Search the data for the string "this" and extract every line where it appears.

====== Recorded information ======

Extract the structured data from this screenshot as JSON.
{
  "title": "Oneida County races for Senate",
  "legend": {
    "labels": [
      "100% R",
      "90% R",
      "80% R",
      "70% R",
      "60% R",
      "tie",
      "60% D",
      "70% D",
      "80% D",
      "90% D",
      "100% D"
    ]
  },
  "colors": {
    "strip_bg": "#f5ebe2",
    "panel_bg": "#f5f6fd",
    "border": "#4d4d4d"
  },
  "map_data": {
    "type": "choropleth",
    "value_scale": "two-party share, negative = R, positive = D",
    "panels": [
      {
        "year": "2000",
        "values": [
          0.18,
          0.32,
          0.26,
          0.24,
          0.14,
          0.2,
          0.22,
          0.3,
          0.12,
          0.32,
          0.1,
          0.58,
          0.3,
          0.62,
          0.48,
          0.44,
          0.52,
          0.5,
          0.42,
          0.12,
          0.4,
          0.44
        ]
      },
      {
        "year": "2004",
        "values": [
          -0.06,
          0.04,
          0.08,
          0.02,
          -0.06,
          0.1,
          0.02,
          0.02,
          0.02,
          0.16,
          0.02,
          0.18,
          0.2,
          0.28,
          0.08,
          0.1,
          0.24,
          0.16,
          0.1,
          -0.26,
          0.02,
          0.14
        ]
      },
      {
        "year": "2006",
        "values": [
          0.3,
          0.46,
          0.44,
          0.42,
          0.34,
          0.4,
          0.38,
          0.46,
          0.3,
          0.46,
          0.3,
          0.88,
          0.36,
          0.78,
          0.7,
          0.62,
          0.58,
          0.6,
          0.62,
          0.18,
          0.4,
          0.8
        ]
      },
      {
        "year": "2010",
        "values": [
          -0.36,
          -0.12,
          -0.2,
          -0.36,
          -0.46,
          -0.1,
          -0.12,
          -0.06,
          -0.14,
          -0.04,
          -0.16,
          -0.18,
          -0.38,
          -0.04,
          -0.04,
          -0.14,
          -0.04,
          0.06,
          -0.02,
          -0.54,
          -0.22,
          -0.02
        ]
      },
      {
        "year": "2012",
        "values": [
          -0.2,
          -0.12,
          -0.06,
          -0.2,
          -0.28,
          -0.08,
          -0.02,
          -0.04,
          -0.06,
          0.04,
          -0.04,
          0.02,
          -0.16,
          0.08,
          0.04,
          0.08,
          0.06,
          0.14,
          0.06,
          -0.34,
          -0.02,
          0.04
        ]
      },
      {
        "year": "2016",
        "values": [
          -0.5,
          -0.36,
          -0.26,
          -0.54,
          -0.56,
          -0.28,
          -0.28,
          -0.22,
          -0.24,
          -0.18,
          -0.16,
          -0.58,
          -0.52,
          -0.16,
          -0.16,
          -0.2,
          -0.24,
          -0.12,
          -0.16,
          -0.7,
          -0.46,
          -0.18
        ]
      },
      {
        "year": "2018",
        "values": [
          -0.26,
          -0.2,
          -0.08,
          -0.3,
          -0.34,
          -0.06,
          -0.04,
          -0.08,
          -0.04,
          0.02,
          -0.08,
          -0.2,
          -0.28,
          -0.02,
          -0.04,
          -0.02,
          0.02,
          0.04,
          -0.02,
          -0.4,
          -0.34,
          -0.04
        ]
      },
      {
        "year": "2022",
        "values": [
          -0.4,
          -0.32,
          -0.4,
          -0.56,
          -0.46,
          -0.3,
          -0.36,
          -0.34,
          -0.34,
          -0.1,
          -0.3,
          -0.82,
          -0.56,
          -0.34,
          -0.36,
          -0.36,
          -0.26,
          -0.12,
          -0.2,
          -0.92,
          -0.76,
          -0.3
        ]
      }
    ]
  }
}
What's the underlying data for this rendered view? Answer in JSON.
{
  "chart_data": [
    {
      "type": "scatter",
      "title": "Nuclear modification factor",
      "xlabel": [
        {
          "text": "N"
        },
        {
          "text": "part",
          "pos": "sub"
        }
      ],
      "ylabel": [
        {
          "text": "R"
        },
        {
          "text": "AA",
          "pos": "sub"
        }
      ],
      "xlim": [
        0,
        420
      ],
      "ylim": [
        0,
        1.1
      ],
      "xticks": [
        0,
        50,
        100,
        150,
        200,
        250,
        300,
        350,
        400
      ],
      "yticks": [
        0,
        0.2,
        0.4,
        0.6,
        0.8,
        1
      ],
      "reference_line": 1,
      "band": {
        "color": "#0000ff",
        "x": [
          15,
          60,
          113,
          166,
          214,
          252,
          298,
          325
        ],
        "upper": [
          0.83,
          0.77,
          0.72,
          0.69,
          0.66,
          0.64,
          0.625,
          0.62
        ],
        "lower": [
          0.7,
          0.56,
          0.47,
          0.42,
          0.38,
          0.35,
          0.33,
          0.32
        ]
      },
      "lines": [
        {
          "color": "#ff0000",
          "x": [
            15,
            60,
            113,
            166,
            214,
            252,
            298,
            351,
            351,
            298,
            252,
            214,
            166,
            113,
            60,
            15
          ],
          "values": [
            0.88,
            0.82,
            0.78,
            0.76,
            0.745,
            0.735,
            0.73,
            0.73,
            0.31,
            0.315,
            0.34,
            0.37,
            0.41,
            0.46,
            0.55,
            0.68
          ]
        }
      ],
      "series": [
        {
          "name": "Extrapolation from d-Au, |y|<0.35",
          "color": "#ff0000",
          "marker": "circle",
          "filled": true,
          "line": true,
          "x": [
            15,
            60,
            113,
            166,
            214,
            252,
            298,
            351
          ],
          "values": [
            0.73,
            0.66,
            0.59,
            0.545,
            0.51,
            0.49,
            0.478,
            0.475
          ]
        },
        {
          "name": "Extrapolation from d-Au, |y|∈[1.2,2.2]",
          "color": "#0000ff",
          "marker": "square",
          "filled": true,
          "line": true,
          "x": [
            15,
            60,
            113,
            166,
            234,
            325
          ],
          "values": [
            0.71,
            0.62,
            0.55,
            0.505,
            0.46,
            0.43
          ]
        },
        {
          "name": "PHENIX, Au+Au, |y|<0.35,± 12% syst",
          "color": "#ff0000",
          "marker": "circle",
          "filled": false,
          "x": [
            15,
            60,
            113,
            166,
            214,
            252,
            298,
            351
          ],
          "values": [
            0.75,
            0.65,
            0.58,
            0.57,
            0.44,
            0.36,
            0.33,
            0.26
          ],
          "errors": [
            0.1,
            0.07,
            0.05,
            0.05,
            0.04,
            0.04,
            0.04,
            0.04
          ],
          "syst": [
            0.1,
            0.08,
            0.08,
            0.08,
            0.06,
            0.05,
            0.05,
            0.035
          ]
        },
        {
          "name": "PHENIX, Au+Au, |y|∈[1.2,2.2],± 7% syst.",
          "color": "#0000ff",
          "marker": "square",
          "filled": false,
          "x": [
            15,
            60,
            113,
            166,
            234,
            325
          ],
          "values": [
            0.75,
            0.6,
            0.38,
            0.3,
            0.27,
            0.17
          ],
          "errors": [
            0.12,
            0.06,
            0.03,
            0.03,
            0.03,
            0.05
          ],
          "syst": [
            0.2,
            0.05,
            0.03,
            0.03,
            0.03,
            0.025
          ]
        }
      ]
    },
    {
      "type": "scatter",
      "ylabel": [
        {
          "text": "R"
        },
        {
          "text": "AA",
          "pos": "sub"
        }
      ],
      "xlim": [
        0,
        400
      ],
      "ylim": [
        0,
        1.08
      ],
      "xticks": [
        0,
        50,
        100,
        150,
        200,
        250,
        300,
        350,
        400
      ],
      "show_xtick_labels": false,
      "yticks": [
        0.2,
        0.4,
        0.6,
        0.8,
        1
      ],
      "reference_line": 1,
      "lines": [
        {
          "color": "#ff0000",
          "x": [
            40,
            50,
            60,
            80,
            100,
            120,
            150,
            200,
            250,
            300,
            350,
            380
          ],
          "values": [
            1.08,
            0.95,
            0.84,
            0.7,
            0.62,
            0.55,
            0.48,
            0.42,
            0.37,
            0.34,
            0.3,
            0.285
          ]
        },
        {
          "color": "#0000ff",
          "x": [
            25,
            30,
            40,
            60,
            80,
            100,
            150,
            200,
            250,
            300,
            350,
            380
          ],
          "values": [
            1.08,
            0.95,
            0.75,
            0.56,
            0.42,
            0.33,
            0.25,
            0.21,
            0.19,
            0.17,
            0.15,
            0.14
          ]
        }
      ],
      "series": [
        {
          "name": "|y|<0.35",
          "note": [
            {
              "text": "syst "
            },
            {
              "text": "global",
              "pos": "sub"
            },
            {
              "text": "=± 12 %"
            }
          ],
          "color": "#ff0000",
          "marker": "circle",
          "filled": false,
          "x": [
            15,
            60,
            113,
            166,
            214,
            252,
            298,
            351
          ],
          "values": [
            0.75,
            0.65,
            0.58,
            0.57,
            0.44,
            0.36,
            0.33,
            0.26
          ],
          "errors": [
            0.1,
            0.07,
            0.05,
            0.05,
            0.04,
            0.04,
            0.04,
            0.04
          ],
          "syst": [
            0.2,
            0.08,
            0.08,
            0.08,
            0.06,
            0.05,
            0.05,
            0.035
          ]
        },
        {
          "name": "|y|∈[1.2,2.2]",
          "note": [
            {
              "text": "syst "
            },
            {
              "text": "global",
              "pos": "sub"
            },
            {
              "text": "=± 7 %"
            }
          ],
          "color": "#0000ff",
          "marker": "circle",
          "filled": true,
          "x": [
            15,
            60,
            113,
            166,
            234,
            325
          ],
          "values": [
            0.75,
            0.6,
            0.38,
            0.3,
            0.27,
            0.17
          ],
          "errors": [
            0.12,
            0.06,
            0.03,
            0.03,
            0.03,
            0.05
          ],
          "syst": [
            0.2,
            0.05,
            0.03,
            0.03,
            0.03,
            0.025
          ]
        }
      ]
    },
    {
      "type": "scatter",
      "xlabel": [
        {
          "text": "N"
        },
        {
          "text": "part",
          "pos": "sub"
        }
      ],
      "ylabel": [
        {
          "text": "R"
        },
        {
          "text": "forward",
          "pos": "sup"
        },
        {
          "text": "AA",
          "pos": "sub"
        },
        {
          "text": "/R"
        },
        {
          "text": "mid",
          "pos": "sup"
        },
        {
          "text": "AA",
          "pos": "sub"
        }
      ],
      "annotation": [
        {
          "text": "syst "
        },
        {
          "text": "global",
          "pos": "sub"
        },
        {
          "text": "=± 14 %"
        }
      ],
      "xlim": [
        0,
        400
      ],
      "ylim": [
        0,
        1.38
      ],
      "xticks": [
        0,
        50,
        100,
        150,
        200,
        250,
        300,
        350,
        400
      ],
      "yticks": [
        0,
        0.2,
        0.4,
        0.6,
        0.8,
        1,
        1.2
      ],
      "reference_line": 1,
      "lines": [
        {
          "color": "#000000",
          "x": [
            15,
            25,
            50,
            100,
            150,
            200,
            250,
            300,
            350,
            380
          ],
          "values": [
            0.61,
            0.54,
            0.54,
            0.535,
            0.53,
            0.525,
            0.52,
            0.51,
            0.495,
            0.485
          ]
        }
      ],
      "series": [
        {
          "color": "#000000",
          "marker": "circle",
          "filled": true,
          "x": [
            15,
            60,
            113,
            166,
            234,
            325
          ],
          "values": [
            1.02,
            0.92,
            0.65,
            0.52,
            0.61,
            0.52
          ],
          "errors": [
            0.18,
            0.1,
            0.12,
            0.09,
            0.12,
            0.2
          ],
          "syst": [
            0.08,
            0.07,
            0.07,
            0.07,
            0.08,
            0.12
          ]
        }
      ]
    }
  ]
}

======

Worked answer
Extract the structured data from this screenshot as JSON.
What's the underlying data for this rendered view? Answer in JSON.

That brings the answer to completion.